▶ **SELECTED EXTRACT**
* * *

Projected reduction in major adverse cardiovascular events among high-risk U.S. adults with type 2 diabetes eligible for oral semaglutide: a SOUL trial-based analysis using NHANES (1988-2018) cycles.

BACKGROUND: Oral semaglutide, a glucagon-like peptide-1 receptor agonist (GLP-1 RA), has been shown to reduce major adverse cardiovascular events (MACE) in high-risk individuals with type 2 diabetes in the SOUL trial. Its potential population-level impact in the United States, however, remains unclear. METHODS: We applied SOUL trial eligibility criteria to U.S. adults in the National Health and Nutrition Examination Survey (NHANES, 1988–2018) to estimate the number eligible for oral semaglutide and the projected reduction in cardiovascular events over 4.5 years. MACE—defined as a composite of cardiovascular death, nonfatal myocardial infarction, and nonfatal stroke—was the primary outcome. Event rates and hazard ratios were derived from the SOUL trial and applied to weighted NHANES data. RESULTS: An estimated 6.1 million U.S. adults met eligibility criteria for oral semaglutide. Without treatment, 847,598 MACE events were projected, compared to 728,934 with treatment—corresponding to 118,664 events potentially prevented (14% relative reduction; number needed to treat [NNT] = 55). This included 28,430 cardiovascular deaths (NNT = 254), 83,489 nonfatal myocardial infarctions (NNT = 78), and 24,521 nonfatal strokes (NNT = 284). Cardiovascular benefits were consistent across sex, race/ethnicity, and clinical subgroups. At 50% uptake, and assuming a 15.5% discontinuation rate as observed in the SOUL trial, an estimated 59,332 MACE, 14,215 cardiovascular deaths, 41,744 nonfatal myocardial infarctions, and 12,260 nonfatal strokes could be prevented. CONCLUSIONS: Widespread use of oral semaglutide among eligible U.S. adults with type 2 diabetes could substantially reduce cardiovascular events. These findings support its potential as a scalable, population-level cardiometabolic intervention and highlight the need for system-level strategies to enhance access and uptake. SUPPLEMENTARY INFORMATION: The online version contains supplementary material available at 10.1186/s40842-026-00299-z.

* * *

▶ **TASK INSTRUCTIONS**
**a)** Decide whether each statement below agrees with the abstract on oral semaglutide above. Answer yes or no for each and quote the words of the abstract that decide it.
(i) An estimated 6.1 million U.S. adults met the eligibility criteria for oral semaglutide.
(ii) The primary outcome was cardiovascular death alone.
(iii) The cardiovascular benefits differed by sex.
**b)** In the abstract on oral semaglutide, what discontinuation rate does the 50% uptake scenario assume?
**c)** Transcribe the part of the abstract on oral semaglutide starting with "Projected reduction in major" and going on through "NHANES (1988-2018) cycles.".

* * *

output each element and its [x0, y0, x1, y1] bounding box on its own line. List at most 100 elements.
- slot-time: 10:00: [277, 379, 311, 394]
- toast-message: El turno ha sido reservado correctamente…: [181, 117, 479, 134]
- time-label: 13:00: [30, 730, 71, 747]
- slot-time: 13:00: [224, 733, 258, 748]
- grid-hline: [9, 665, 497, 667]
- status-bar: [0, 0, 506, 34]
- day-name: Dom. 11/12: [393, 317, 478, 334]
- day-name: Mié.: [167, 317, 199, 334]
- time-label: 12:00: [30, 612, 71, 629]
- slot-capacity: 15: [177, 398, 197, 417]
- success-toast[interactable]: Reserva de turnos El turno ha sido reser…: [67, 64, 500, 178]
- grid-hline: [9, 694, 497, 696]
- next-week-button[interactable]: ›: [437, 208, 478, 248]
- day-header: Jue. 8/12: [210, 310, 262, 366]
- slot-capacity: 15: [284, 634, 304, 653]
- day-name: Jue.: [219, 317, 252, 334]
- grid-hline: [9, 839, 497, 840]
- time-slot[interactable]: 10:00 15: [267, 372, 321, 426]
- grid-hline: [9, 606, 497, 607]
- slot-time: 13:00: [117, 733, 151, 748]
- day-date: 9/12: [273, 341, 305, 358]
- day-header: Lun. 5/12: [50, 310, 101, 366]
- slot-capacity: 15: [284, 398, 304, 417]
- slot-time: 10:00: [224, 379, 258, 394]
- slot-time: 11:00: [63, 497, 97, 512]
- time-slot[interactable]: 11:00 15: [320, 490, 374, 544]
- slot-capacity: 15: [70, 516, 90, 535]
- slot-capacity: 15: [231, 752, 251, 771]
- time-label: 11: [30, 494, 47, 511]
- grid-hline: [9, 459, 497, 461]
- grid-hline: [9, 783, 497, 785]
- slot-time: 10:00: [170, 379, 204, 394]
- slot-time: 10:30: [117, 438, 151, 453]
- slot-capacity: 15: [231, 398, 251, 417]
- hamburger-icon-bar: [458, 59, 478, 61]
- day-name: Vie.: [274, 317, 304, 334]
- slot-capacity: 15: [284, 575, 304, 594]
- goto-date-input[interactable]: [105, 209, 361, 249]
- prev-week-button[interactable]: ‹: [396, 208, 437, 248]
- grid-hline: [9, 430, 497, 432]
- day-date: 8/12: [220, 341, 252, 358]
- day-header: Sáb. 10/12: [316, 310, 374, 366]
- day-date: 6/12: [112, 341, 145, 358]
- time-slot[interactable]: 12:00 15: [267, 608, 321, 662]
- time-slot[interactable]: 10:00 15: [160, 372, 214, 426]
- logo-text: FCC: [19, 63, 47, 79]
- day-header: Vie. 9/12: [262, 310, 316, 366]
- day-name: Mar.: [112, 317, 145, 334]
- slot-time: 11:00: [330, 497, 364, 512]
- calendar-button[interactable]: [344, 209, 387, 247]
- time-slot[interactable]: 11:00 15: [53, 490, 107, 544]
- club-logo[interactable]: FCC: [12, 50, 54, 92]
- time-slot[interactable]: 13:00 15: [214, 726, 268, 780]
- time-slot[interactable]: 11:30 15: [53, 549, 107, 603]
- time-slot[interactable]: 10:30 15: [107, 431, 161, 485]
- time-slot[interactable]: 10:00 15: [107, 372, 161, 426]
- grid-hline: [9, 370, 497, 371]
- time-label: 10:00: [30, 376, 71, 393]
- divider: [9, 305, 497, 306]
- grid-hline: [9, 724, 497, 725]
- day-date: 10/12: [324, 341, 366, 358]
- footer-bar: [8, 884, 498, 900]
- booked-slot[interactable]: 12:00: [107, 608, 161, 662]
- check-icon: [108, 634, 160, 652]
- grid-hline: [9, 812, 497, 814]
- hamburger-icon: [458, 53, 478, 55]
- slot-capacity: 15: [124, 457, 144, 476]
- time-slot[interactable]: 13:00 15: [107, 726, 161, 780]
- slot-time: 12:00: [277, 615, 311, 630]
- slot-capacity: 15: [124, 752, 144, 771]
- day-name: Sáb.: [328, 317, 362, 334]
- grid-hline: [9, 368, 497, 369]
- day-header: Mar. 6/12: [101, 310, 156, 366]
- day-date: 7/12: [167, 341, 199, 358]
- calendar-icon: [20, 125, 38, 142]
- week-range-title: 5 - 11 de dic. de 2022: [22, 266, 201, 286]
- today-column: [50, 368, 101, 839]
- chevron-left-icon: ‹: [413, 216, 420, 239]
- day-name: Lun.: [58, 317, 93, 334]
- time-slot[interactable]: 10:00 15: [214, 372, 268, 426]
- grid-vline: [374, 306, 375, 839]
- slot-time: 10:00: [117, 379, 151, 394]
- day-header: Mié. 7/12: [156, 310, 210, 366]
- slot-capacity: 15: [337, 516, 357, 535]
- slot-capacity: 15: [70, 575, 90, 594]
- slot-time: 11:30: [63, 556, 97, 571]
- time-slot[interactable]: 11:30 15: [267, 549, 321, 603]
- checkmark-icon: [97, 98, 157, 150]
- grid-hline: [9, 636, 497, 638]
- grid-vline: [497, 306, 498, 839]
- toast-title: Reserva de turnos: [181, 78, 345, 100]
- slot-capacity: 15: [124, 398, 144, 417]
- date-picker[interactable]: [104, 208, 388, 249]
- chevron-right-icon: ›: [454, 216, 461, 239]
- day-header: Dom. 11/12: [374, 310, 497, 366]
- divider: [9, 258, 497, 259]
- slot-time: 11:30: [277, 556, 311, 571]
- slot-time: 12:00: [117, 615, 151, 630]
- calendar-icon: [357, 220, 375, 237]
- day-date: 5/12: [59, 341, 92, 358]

* * *

▶ **ANSWER SECTION**
**a)**
(i) Yes: "An estimated 6.1 million U.S. adults met eligibility criteria for oral semaglutide."
(ii) No: "MACE—defined as a composite of cardiovascular death, nonfatal myocardial infarction, and nonfatal stroke—was the primary outcome."
(iii) No: "Cardiovascular benefits were consistent across sex, race/ethnicity, and clinical subgroups."

**b)** A 15.5% discontinuation rate, as observed in the SOUL trial.

**c)**
Projected reduction in major adverse cardiovascular events among high-risk U.S. adults with type 2 diabetes eligible for oral semaglutide: a SOUL trial-based analysis using NHANES (1988-2018) cycles.